### EXERCISE GOAL
Scan the material that follows. Copy every line containing the word "siteExtLogs".

### DATA SECTION
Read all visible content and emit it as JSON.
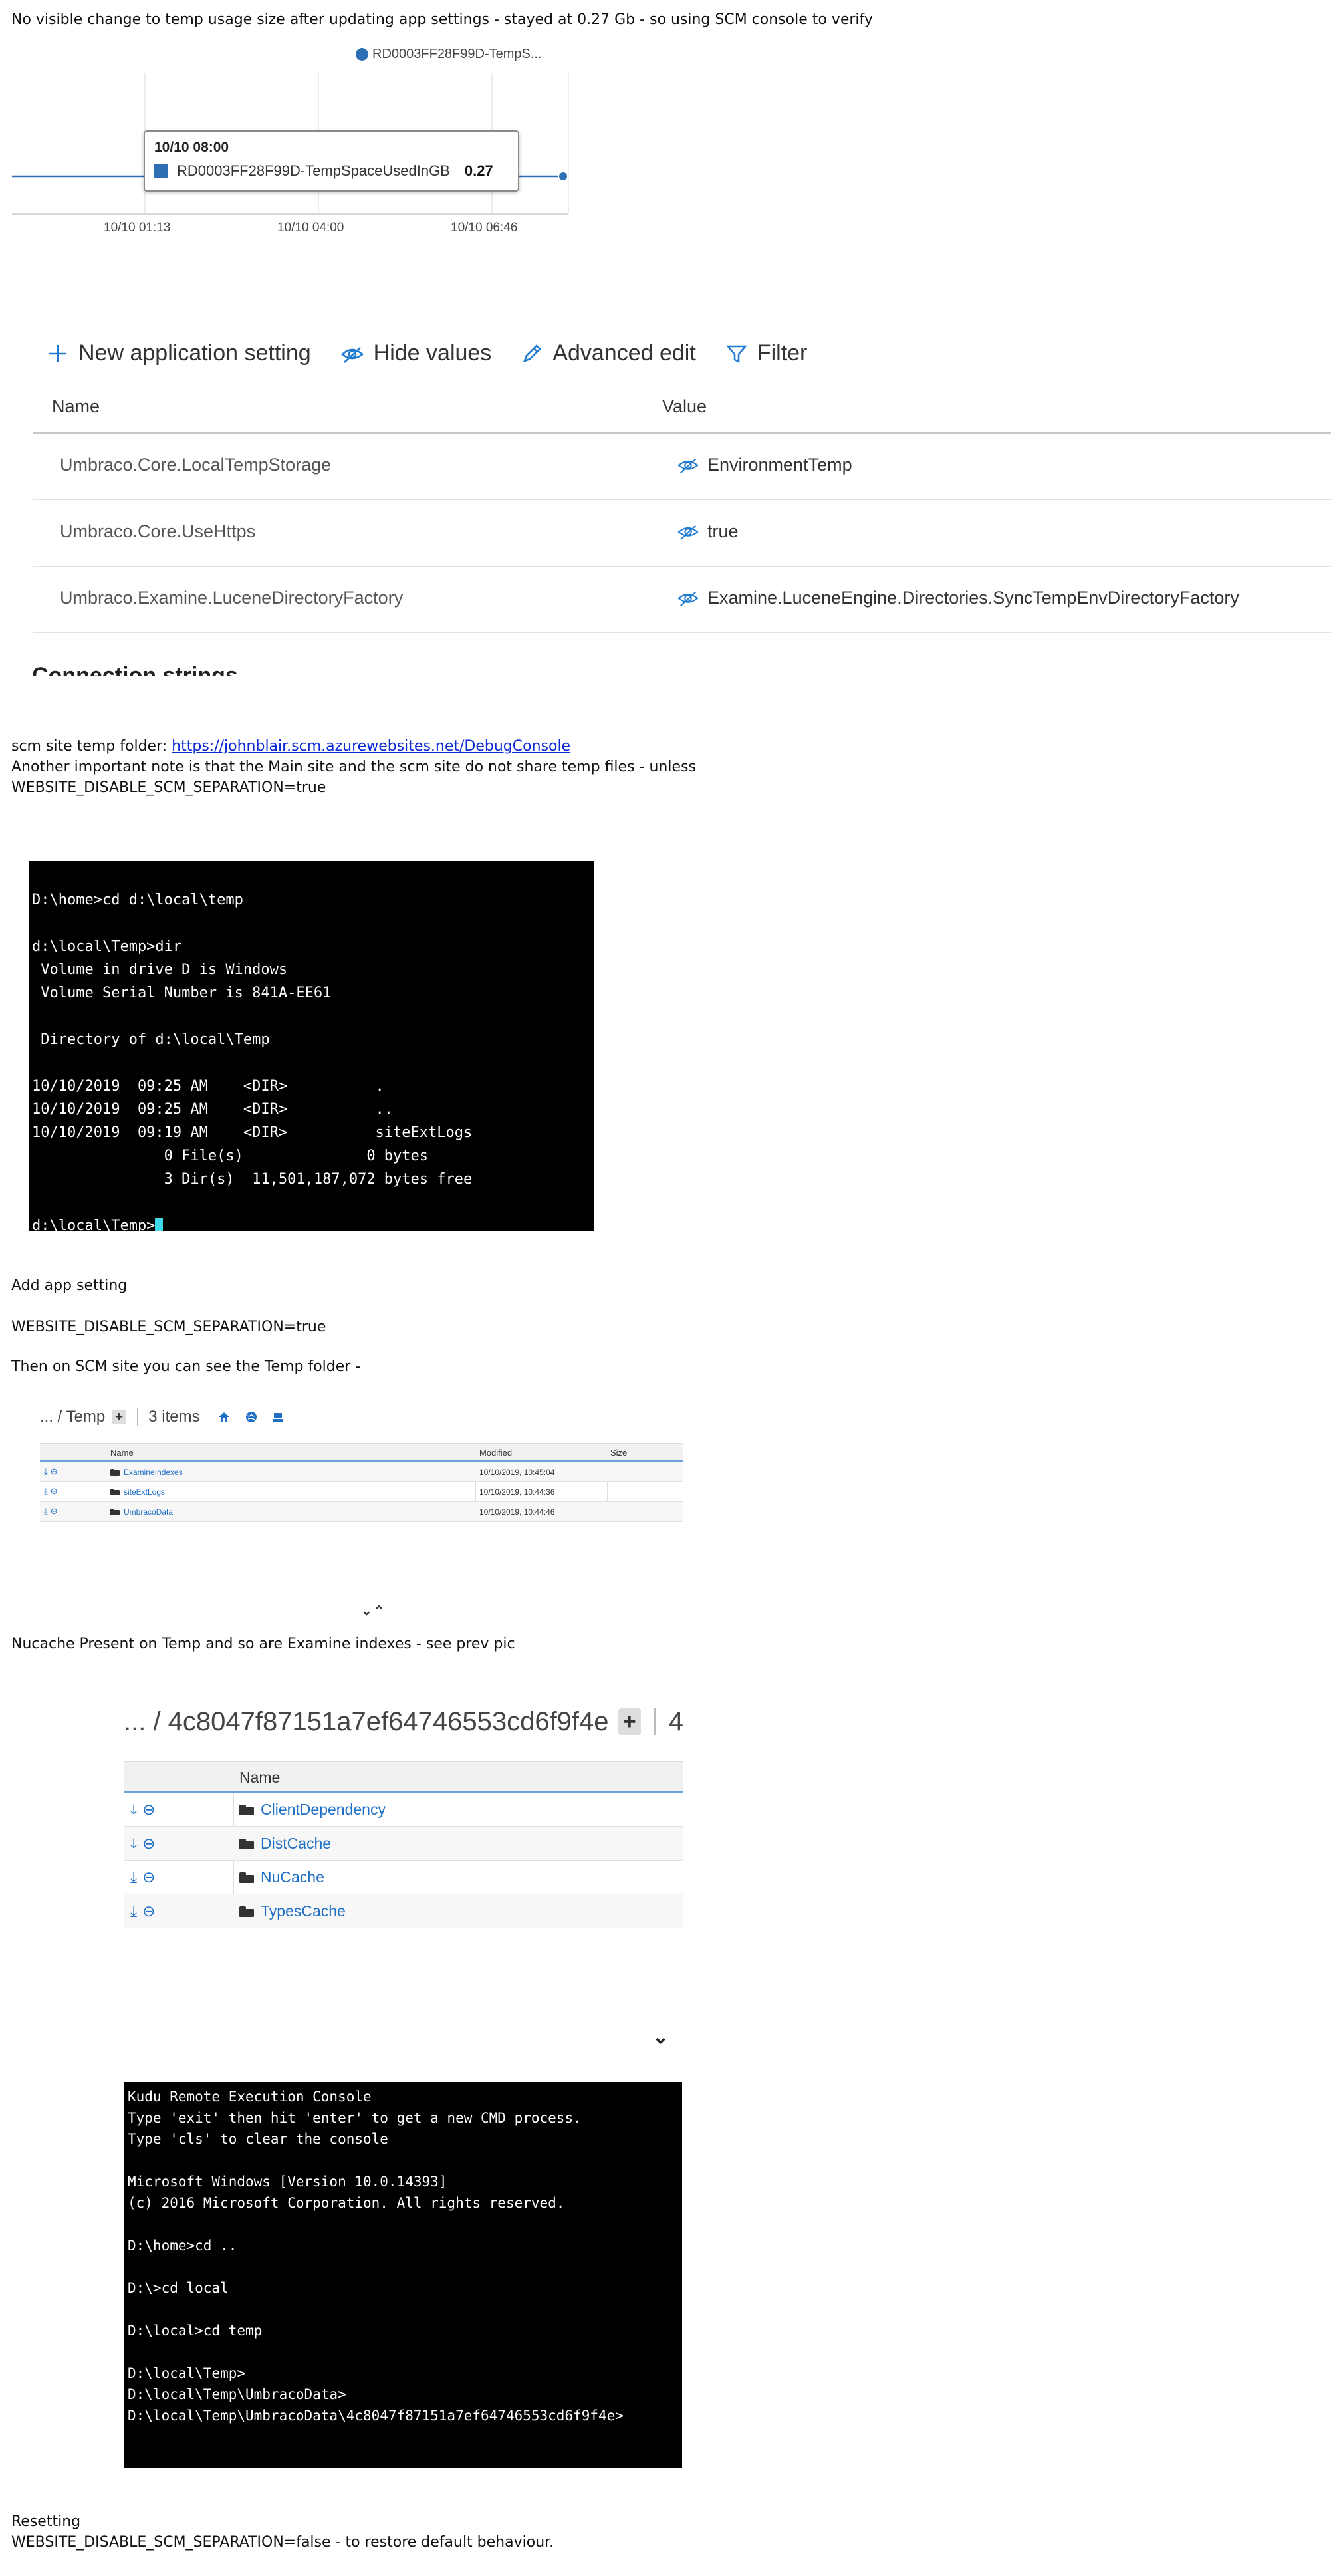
{
  "notes": {
    "top": "No visible change to temp usage size after updating app settings - stayed at 0.27 Gb - so using SCM console to verify",
    "scm_prefix": "scm site temp folder:",
    "scm_link": "https://johnblair.scm.azurewebsites.net/DebugConsole",
    "share_note": "Another important note is that the Main site and the scm site do not share temp files - unless",
    "separation_true_1": "WEBSITE_DISABLE_SCM_SEPARATION=true",
    "add_app_setting": "Add app setting",
    "separation_true_2": "WEBSITE_DISABLE_SCM_SEPARATION=true",
    "then_scm": "Then on SCM site you can see the Temp folder -",
    "nucache": "Nucache Present on Temp and so are Examine indexes - see prev pic",
    "resetting": "Resetting",
    "separation_false": "WEBSITE_DISABLE_SCM_SEPARATION=false - to restore default behaviour."
  },
  "chart_data": {
    "type": "line",
    "legend": "RD0003FF28F99D-TempS...",
    "x_ticks": [
      "10/10 01:13",
      "10/10 04:00",
      "10/10 06:46"
    ],
    "series": [
      {
        "name": "RD0003FF28F99D-TempSpaceUsedInGB",
        "values": [
          0.27,
          0.27,
          0.27,
          0.27
        ],
        "color": "#2d6eb4"
      }
    ],
    "tooltip": {
      "time": "10/10 08:00",
      "series": "RD0003FF28F99D-TempSpaceUsedInGB",
      "value": "0.27"
    }
  },
  "app_settings": {
    "toolbar": {
      "new": "New application setting",
      "hide": "Hide values",
      "advanced": "Advanced edit",
      "filter": "Filter"
    },
    "headers": {
      "name": "Name",
      "value": "Value"
    },
    "rows": [
      {
        "name": "Umbraco.Core.LocalTempStorage",
        "value": "EnvironmentTemp"
      },
      {
        "name": "Umbraco.Core.UseHttps",
        "value": "true"
      },
      {
        "name": "Umbraco.Examine.LuceneDirectoryFactory",
        "value": "Examine.LuceneEngine.Directories.SyncTempEnvDirectoryFactory"
      }
    ],
    "next_section": "Connection strings"
  },
  "console1": "\nD:\\home>cd d:\\local\\temp\n\nd:\\local\\Temp>dir\n Volume in drive D is Windows\n Volume Serial Number is 841A-EE61\n\n Directory of d:\\local\\Temp\n\n10/10/2019  09:25 AM    <DIR>          .\n10/10/2019  09:25 AM    <DIR>          ..\n10/10/2019  09:19 AM    <DIR>          siteExtLogs\n               0 File(s)              0 bytes\n               3 Dir(s)  11,501,187,072 bytes free\n\n",
  "console1_prompt": "d:\\local\\Temp>",
  "kudu1": {
    "path": "... / Temp",
    "count": "3 items",
    "headers": {
      "name": "Name",
      "modified": "Modified",
      "size": "Size"
    },
    "rows": [
      {
        "name": "ExamineIndexes",
        "modified": "10/10/2019, 10:45:04"
      },
      {
        "name": "siteExtLogs",
        "modified": "10/10/2019, 10:44:36"
      },
      {
        "name": "UmbracoData",
        "modified": "10/10/2019, 10:44:46"
      }
    ]
  },
  "chevrons": "⌄⌃",
  "kudu2": {
    "path": "... / 4c8047f87151a7ef64746553cd6f9f4e",
    "count": "4",
    "header": "Name",
    "rows": [
      {
        "name": "ClientDependency"
      },
      {
        "name": "DistCache"
      },
      {
        "name": "NuCache"
      },
      {
        "name": "TypesCache"
      }
    ]
  },
  "console2": "Kudu Remote Execution Console\nType 'exit' then hit 'enter' to get a new CMD process.\nType 'cls' to clear the console\n\nMicrosoft Windows [Version 10.0.14393]\n(c) 2016 Microsoft Corporation. All rights reserved.\n\nD:\\home>cd ..\n\nD:\\>cd local\n\nD:\\local>cd temp\n\nD:\\local\\Temp>\nD:\\local\\Temp\\UmbracoData>\nD:\\local\\Temp\\UmbracoData\\4c8047f87151a7ef64746553cd6f9f4e>"
}
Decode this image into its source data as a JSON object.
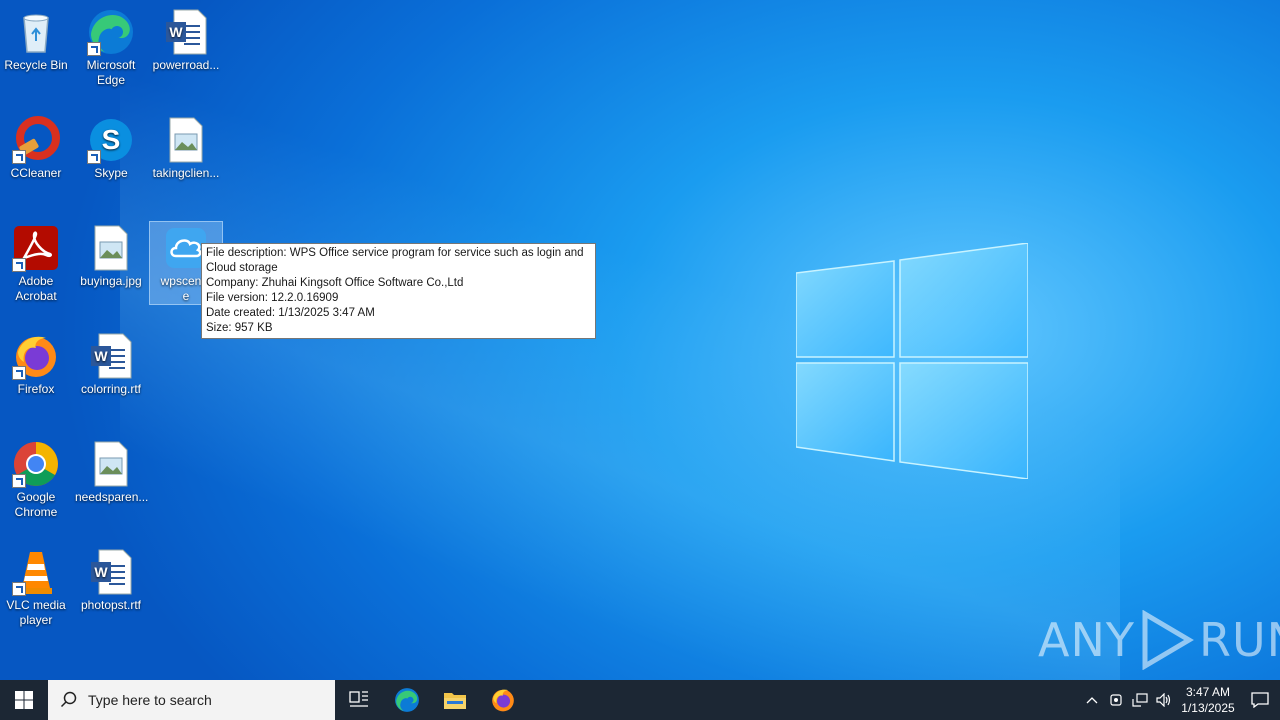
{
  "desktop": {
    "icons": [
      {
        "id": "recycle-bin",
        "label": "Recycle Bin"
      },
      {
        "id": "microsoft-edge",
        "label": "Microsoft Edge"
      },
      {
        "id": "powerroad",
        "label": "powerroad..."
      },
      {
        "id": "ccleaner",
        "label": "CCleaner"
      },
      {
        "id": "skype",
        "label": "Skype"
      },
      {
        "id": "takingclien",
        "label": "takingclien..."
      },
      {
        "id": "adobe-acrobat",
        "label": "Adobe Acrobat"
      },
      {
        "id": "buyinga",
        "label": "buyinga.jpg"
      },
      {
        "id": "wpscenter",
        "label": "wpscenta e"
      },
      {
        "id": "firefox",
        "label": "Firefox"
      },
      {
        "id": "colorring",
        "label": "colorring.rtf"
      },
      {
        "id": "google-chrome",
        "label": "Google Chrome"
      },
      {
        "id": "needsparen",
        "label": "needsparen..."
      },
      {
        "id": "vlc",
        "label": "VLC media player"
      },
      {
        "id": "photopst",
        "label": "photopst.rtf"
      }
    ]
  },
  "tooltip": {
    "description": "File description: WPS Office service program for service such as login and",
    "description_cont": "Cloud storage",
    "company": "Company: Zhuhai Kingsoft Office Software Co.,Ltd",
    "version": "File version: 12.2.0.16909",
    "date": "Date created: 1/13/2025 3:47 AM",
    "size": "Size: 957 KB"
  },
  "watermark": {
    "left": "ANY",
    "right": "RUN"
  },
  "taskbar": {
    "search_placeholder": "Type here to search",
    "clock_time": "3:47 AM",
    "clock_date": "1/13/2025",
    "pinned": [
      "task-view",
      "microsoft-edge",
      "file-explorer",
      "firefox"
    ]
  },
  "colors": {
    "taskbar": "#1c2734",
    "desktop_accent": "#0a6fd8",
    "tooltip_bg": "#ffffff"
  }
}
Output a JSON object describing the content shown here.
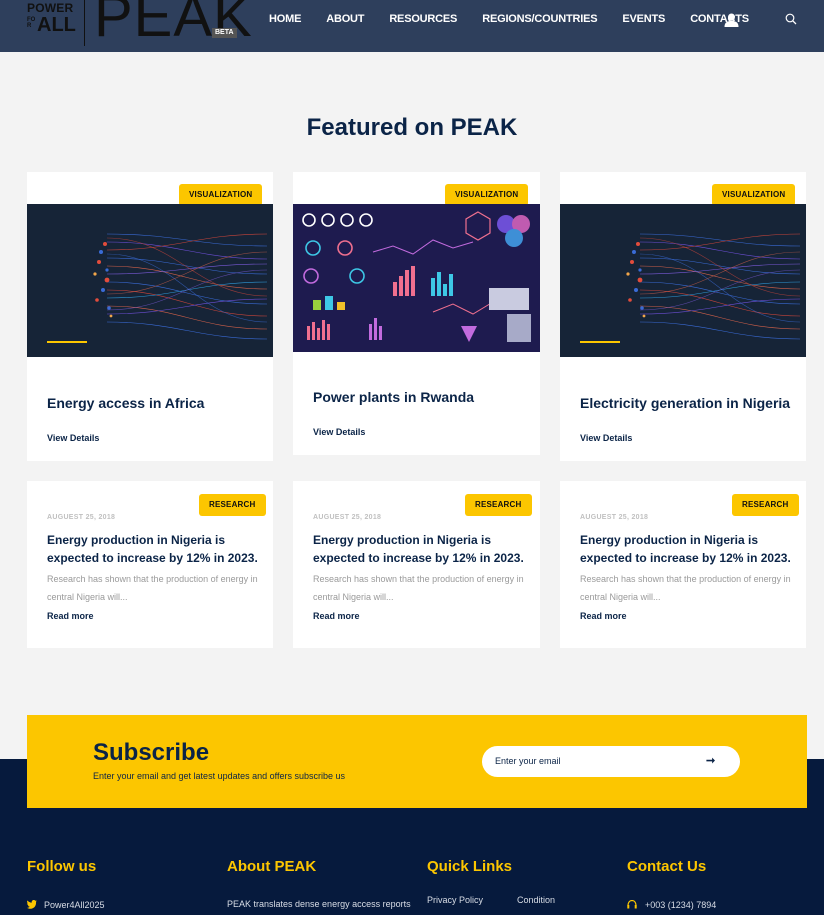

### THE REPLY
  "console1": "\nD:\\home>cd d:\\local\\temp\n\nd:\\local\\Temp>dir\n Volume in drive D is Windows\n Volume Serial Number is 841A-EE61\n\n Directory of d:\\local\\Temp\n\n10/10/2019  09:25 AM    <DIR>          .\n10/10/2019  09:25 AM    <DIR>          ..\n10/10/2019  09:19 AM    <DIR>          siteExtLogs\n               0 File(s)              0 bytes\n               3 Dir(s)  11,501,187,072 bytes free\n\n",
        "name": "siteExtLogs",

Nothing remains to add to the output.